BEGIN

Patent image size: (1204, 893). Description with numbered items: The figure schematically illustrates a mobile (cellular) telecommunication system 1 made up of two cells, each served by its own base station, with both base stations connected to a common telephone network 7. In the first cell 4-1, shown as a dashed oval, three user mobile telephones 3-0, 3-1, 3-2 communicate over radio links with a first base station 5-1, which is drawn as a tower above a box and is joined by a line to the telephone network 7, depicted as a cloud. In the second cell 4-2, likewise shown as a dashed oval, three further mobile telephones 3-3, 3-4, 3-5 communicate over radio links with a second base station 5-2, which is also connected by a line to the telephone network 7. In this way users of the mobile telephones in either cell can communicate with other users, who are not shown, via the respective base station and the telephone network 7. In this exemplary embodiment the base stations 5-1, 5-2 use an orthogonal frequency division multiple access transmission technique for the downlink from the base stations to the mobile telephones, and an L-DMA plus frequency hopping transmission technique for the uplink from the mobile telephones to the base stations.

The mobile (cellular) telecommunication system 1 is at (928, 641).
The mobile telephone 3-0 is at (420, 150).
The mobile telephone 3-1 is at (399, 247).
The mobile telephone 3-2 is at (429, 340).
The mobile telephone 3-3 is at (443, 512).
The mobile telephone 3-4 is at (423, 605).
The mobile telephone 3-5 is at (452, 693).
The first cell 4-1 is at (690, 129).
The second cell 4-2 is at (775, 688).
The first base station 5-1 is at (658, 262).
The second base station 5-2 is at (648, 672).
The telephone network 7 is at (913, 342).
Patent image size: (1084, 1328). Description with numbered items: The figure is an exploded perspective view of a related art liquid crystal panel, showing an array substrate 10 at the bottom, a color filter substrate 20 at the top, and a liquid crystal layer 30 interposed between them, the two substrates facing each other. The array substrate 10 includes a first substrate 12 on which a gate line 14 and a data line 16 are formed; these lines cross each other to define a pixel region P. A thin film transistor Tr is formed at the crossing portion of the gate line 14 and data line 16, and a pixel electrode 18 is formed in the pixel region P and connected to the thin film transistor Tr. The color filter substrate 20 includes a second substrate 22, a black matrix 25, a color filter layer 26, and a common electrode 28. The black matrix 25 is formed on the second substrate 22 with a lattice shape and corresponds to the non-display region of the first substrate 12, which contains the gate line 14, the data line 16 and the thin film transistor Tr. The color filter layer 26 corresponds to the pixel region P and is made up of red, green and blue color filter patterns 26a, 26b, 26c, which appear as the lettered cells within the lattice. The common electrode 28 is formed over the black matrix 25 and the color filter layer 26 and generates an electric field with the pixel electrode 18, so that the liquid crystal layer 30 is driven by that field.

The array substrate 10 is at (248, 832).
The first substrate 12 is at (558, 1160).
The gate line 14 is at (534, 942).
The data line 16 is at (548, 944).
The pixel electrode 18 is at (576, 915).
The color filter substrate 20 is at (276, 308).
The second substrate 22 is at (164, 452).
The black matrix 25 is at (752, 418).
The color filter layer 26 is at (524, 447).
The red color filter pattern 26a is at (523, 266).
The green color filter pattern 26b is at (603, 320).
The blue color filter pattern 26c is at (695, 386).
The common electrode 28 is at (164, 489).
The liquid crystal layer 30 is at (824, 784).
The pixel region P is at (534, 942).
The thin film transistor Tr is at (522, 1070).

END

▸ What is being asked: Word for word, set down all of the material.

▸ Reply to the task:
Patent image size: (1204, 893). Description with numbered items: The figure schematically illustrates a mobile (cellular) telecommunication system 1 made up of two cells, each served by its own base station, with both base stations connected to a common telephone network 7. In the first cell 4-1, shown as a dashed oval, three user mobile telephones 3-0, 3-1, 3-2 communicate over radio links with a first base station 5-1, which is drawn as a tower above a box and is joined by a line to the telephone network 7, depicted as a cloud. In the second cell 4-2, likewise shown as a dashed oval, three further mobile telephones 3-3, 3-4, 3-5 communicate over radio links with a second base station 5-2, which is also connected by a line to the telephone network 7. In this way users of the mobile telephones in either cell can communicate with other users, who are not shown, via the respective base station and the telephone network 7. In this exemplary embodiment the base stations 5-1, 5-2 use an orthogonal frequency division multiple access transmission technique for the downlink from the base stations to the mobile telephones, and an L-DMA plus frequency hopping transmission technique for the uplink from the mobile telephones to the base stations.

The mobile (cellular) telecommunication system 1 is at (928, 641).
The mobile telephone 3-0 is at (420, 150).
The mobile telephone 3-1 is at (399, 247).
The mobile telephone 3-2 is at (429, 340).
The mobile telephone 3-3 is at (443, 512).
The mobile telephone 3-4 is at (423, 605).
The mobile telephone 3-5 is at (452, 693).
The first cell 4-1 is at (690, 129).
The second cell 4-2 is at (775, 688).
The first base station 5-1 is at (658, 262).
The second base station 5-2 is at (648, 672).
The telephone network 7 is at (913, 342).
Patent image size: (1084, 1328). Description with numbered items: The figure is an exploded perspective view of a related art liquid crystal panel, showing an array substrate 10 at the bottom, a color filter substrate 20 at the top, and a liquid crystal layer 30 interposed between them, the two substrates facing each other. The array substrate 10 includes a first substrate 12 on which a gate line 14 and a data line 16 are formed; these lines cross each other to define a pixel region P. A thin film transistor Tr is formed at the crossing portion of the gate line 14 and data line 16, and a pixel electrode 18 is formed in the pixel region P and connected to the thin film transistor Tr. The color filter substrate 20 includes a second substrate 22, a black matrix 25, a color filter layer 26, and a common electrode 28. The black matrix 25 is formed on the second substrate 22 with a lattice shape and corresponds to the non-display region of the first substrate 12, which contains the gate line 14, the data line 16 and the thin film transistor Tr. The color filter layer 26 corresponds to the pixel region P and is made up of red, green and blue color filter patterns 26a, 26b, 26c, which appear as the lettered cells within the lattice. The common electrode 28 is formed over the black matrix 25 and the color filter layer 26 and generates an electric field with the pixel electrode 18, so that the liquid crystal layer 30 is driven by that field.

The array substrate 10 is at (248, 832).
The first substrate 12 is at (558, 1160).
The gate line 14 is at (534, 942).
The data line 16 is at (548, 944).
The pixel electrode 18 is at (576, 915).
The color filter substrate 20 is at (276, 308).
The second substrate 22 is at (164, 452).
The black matrix 25 is at (752, 418).
The color filter layer 26 is at (524, 447).
The red color filter pattern 26a is at (523, 266).
The green color filter pattern 26b is at (603, 320).
The blue color filter pattern 26c is at (695, 386).
The common electrode 28 is at (164, 489).
The liquid crystal layer 30 is at (824, 784).
The pixel region P is at (534, 942).
The thin film transistor Tr is at (522, 1070).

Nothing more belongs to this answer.